◆ Brief ◆
Please copy the last part of the entries exactly: the line that has "Enumerate this screenshot's" and every line up to and including the end, nothing more.

[Figure dataset records]
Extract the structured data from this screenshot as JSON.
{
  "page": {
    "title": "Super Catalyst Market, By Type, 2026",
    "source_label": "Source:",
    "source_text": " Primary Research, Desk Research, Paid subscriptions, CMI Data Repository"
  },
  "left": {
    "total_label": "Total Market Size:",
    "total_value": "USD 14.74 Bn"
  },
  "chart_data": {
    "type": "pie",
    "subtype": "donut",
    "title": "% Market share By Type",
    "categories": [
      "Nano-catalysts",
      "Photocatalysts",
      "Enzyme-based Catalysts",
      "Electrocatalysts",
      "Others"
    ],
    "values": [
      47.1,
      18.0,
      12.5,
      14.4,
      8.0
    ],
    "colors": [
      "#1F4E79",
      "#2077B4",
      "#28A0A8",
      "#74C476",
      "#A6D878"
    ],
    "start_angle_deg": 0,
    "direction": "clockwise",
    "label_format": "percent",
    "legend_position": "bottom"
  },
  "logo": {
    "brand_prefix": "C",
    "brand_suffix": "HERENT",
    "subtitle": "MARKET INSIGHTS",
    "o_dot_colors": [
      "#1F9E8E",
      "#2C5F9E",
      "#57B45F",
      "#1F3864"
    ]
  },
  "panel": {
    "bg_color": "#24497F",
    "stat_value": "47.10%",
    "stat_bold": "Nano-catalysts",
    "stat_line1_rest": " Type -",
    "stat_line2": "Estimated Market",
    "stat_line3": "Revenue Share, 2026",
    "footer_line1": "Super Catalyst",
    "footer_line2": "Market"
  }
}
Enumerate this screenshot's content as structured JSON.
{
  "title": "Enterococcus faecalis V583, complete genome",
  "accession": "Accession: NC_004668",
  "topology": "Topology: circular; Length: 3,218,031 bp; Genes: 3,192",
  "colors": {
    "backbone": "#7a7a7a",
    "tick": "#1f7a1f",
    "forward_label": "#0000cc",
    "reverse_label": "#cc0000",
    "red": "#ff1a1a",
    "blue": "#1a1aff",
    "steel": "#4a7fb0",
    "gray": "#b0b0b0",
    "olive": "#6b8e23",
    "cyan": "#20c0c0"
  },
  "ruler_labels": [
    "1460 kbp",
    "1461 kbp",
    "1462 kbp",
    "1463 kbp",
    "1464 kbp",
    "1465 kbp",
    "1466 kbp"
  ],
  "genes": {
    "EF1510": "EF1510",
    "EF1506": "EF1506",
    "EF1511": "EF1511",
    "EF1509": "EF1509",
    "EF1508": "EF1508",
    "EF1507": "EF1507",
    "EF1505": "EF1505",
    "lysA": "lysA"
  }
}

◆ Finished exercise ◆
Enumerate this screenshot's content as structured JSON.
{
  "title": "Enterococcus faecalis V583, complete genome",
  "accession": "Accession: NC_004668",
  "topology": "Topology: circular; Length: 3,218,031 bp; Genes: 3,192",
  "colors": {
    "backbone": "#7a7a7a",
    "tick": "#1f7a1f",
    "forward_label": "#0000cc",
    "reverse_label": "#cc0000",
    "red": "#ff1a1a",
    "blue": "#1a1aff",
    "steel": "#4a7fb0",
    "gray": "#b0b0b0",
    "olive": "#6b8e23",
    "cyan": "#20c0c0"
  },
  "ruler_labels": [
    "1460 kbp",
    "1461 kbp",
    "1462 kbp",
    "1463 kbp",
    "1464 kbp",
    "1465 kbp",
    "1466 kbp"
  ],
  "genes": {
    "EF1510": "EF1510",
    "EF1506": "EF1506",
    "EF1511": "EF1511",
    "EF1509": "EF1509",
    "EF1508": "EF1508",
    "EF1507": "EF1507",
    "EF1505": "EF1505",
    "lysA": "lysA"
  }
}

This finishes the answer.